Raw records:
***
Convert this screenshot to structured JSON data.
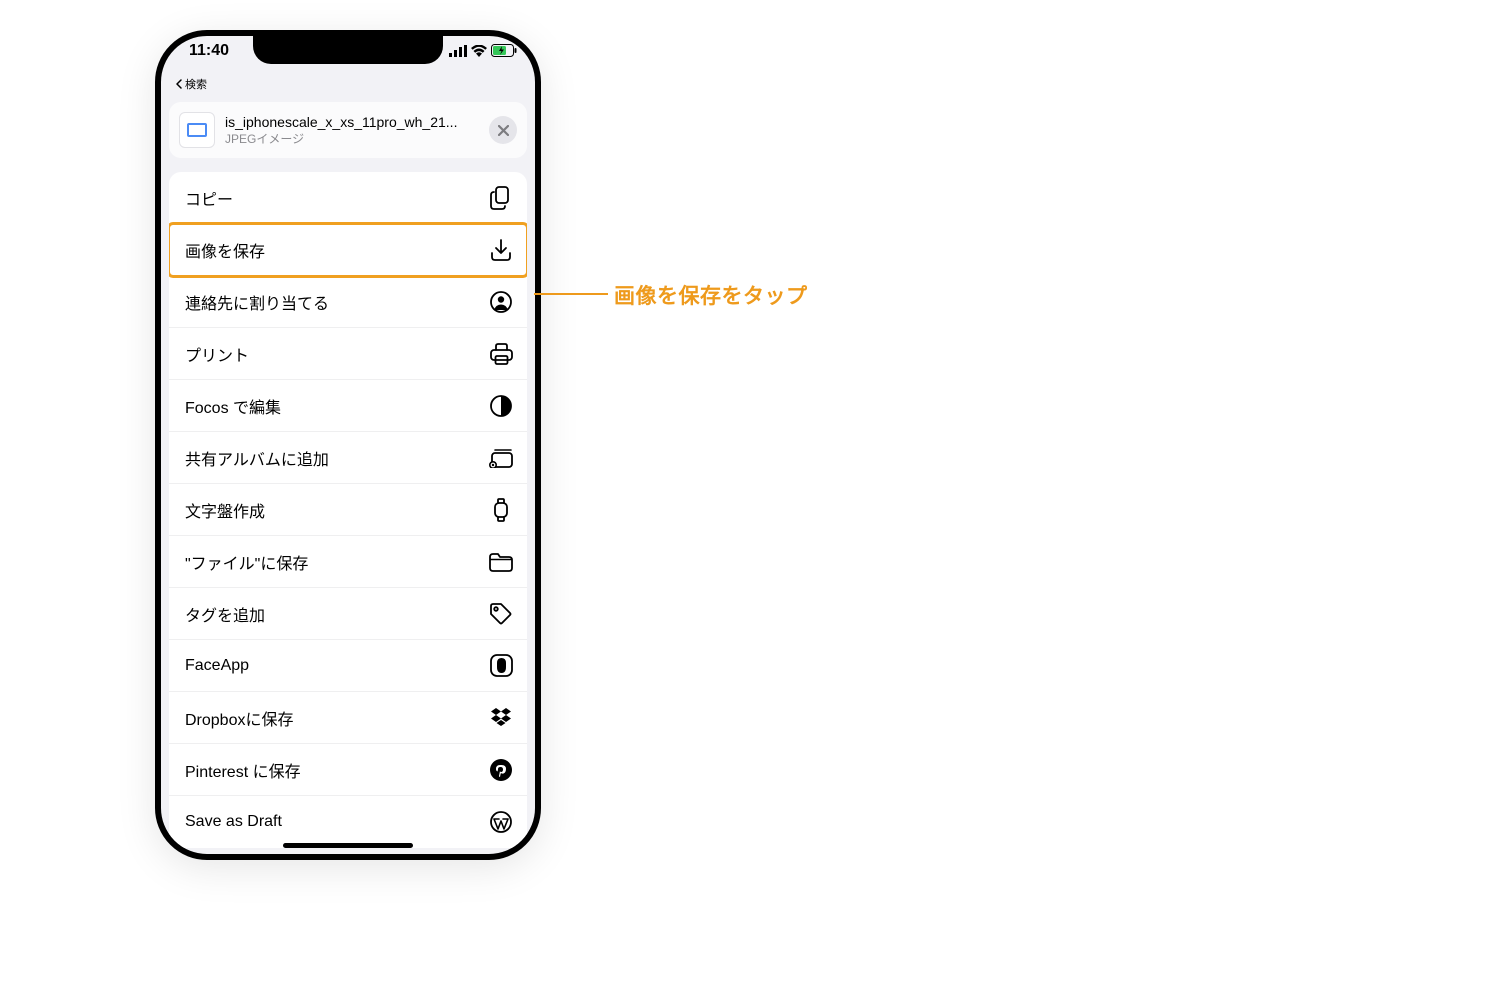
{
  "status": {
    "time": "11:40",
    "back": "検索"
  },
  "share": {
    "filename": "is_iphonescale_x_xs_11pro_wh_21...",
    "filetype": "JPEGイメージ"
  },
  "items": [
    {
      "label": "コピー",
      "icon": "copy"
    },
    {
      "label": "画像を保存",
      "icon": "download",
      "highlight": true
    },
    {
      "label": "連絡先に割り当てる",
      "icon": "contact"
    },
    {
      "label": "プリント",
      "icon": "print"
    },
    {
      "label": "Focos で編集",
      "icon": "halfmoon"
    },
    {
      "label": "共有アルバムに追加",
      "icon": "album"
    },
    {
      "label": "文字盤作成",
      "icon": "watch"
    },
    {
      "label": "\"ファイル\"に保存",
      "icon": "folder"
    },
    {
      "label": "タグを追加",
      "icon": "tag"
    },
    {
      "label": "FaceApp",
      "icon": "faceapp"
    },
    {
      "label": "Dropboxに保存",
      "icon": "dropbox"
    },
    {
      "label": "Pinterest に保存",
      "icon": "pinterest"
    },
    {
      "label": "Save as Draft",
      "icon": "wordpress"
    }
  ],
  "callout": "画像を保存をタップ"
}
***
▶ _What is asked_: Write out each line again precisely as it appears, skipping every picture.

▶ _Answer to the problem_:
Convert this screenshot to structured JSON data.
{
  "status": {
    "time": "11:40",
    "back": "検索"
  },
  "share": {
    "filename": "is_iphonescale_x_xs_11pro_wh_21...",
    "filetype": "JPEGイメージ"
  },
  "items": [
    {
      "label": "コピー",
      "icon": "copy"
    },
    {
      "label": "画像を保存",
      "icon": "download",
      "highlight": true
    },
    {
      "label": "連絡先に割り当てる",
      "icon": "contact"
    },
    {
      "label": "プリント",
      "icon": "print"
    },
    {
      "label": "Focos で編集",
      "icon": "halfmoon"
    },
    {
      "label": "共有アルバムに追加",
      "icon": "album"
    },
    {
      "label": "文字盤作成",
      "icon": "watch"
    },
    {
      "label": "\"ファイル\"に保存",
      "icon": "folder"
    },
    {
      "label": "タグを追加",
      "icon": "tag"
    },
    {
      "label": "FaceApp",
      "icon": "faceapp"
    },
    {
      "label": "Dropboxに保存",
      "icon": "dropbox"
    },
    {
      "label": "Pinterest に保存",
      "icon": "pinterest"
    },
    {
      "label": "Save as Draft",
      "icon": "wordpress"
    }
  ],
  "callout": "画像を保存をタップ"
}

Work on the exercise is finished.